#### WHAT YOU NEED TO DO
Wherever the word "Девятино" appears in a line, copy that line.

#### Stored data entries
● ● ● ● ● ● ●
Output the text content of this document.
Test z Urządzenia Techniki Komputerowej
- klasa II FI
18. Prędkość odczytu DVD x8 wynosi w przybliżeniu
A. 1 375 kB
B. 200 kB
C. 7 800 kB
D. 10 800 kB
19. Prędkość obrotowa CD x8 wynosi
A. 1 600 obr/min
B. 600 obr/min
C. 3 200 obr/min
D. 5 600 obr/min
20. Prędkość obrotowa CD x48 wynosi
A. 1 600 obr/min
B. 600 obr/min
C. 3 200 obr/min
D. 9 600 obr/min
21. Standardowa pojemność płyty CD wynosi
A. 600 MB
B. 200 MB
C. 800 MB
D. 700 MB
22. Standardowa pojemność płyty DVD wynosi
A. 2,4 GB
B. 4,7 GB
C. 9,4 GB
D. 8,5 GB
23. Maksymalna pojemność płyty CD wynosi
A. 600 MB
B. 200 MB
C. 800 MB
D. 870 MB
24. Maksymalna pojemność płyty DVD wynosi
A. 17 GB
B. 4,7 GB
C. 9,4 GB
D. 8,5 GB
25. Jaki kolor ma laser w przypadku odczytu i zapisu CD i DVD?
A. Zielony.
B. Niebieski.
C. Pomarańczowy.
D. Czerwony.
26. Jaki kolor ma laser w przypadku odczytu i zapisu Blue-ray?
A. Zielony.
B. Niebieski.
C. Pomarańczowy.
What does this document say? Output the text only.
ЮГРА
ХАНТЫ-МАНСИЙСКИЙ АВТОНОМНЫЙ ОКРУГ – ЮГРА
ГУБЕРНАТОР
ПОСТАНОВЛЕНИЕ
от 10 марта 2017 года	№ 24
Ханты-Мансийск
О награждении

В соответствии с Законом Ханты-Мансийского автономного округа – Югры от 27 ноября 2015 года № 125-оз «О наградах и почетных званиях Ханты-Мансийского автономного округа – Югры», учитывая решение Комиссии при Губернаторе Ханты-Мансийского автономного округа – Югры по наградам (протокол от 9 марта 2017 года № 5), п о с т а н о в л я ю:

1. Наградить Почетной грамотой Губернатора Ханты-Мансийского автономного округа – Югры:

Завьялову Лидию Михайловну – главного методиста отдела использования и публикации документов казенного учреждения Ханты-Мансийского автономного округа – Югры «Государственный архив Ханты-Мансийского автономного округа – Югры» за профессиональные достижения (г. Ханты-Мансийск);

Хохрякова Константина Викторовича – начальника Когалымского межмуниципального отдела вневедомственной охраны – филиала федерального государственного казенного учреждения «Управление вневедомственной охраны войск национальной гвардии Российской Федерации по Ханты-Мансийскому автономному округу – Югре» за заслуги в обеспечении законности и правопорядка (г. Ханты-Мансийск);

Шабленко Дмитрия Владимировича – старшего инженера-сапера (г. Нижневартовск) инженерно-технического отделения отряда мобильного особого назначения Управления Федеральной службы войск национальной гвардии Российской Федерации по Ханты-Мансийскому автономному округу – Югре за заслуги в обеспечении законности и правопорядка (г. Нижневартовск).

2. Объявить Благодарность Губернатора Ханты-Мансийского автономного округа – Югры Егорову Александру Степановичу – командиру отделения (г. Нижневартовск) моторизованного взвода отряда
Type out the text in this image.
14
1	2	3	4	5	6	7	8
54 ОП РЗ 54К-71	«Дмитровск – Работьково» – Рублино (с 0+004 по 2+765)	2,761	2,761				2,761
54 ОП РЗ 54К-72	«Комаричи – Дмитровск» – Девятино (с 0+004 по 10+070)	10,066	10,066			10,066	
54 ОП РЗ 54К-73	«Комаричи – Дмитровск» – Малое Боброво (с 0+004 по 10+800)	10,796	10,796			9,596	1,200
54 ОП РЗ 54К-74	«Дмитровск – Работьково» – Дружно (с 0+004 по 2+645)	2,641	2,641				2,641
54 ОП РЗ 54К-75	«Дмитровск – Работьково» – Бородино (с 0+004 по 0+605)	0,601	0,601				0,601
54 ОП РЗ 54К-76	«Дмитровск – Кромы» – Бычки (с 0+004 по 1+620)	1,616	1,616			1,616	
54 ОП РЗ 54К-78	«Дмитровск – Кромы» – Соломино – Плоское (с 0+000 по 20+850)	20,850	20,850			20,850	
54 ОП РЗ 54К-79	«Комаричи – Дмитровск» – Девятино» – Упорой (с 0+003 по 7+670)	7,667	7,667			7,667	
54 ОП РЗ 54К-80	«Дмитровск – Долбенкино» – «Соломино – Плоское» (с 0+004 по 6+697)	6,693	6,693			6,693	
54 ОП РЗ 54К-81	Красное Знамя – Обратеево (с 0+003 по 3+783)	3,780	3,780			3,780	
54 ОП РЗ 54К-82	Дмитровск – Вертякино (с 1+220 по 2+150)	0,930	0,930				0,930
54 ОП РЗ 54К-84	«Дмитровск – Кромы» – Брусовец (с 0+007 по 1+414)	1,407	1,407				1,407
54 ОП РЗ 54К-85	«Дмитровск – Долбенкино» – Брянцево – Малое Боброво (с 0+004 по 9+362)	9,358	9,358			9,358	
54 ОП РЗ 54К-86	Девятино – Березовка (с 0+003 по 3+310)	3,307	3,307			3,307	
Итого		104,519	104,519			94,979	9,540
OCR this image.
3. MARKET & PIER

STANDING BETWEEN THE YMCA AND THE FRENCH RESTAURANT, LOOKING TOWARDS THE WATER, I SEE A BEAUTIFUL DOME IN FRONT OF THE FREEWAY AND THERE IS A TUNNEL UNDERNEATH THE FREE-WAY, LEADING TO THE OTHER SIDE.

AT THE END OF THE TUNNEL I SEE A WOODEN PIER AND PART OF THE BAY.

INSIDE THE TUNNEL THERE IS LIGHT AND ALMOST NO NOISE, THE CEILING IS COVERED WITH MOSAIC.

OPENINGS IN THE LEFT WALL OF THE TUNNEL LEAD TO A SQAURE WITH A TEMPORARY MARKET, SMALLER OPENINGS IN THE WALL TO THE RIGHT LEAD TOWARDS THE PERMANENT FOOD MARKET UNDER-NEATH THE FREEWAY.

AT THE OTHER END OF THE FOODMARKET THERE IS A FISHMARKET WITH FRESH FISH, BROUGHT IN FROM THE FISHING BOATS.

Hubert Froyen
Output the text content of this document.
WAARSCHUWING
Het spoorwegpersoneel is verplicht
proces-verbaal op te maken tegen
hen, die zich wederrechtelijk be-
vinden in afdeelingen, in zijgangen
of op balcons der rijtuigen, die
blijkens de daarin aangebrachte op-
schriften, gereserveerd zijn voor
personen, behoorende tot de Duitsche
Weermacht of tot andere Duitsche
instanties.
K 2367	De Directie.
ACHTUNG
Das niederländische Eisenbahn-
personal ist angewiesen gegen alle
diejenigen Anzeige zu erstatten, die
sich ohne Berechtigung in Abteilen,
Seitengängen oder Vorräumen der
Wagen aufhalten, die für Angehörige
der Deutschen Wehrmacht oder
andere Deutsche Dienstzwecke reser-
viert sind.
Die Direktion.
● ● ● ● ● ● ●
#### THE ANSWER
54 ОП РЗ 54К-72	«Комаричи – Дмитровск» – Девятино (с 0+004 по 10+070)	10,066	10,066			10,066	
54 ОП РЗ 54К-79	«Комаричи – Дмитровск» – Девятино» – Упорой (с 0+003 по 7+670)	7,667	7,667			7,667	
54 ОП РЗ 54К-86	Девятино – Березовка (с 0+003 по 3+310)	3,307	3,307			3,307	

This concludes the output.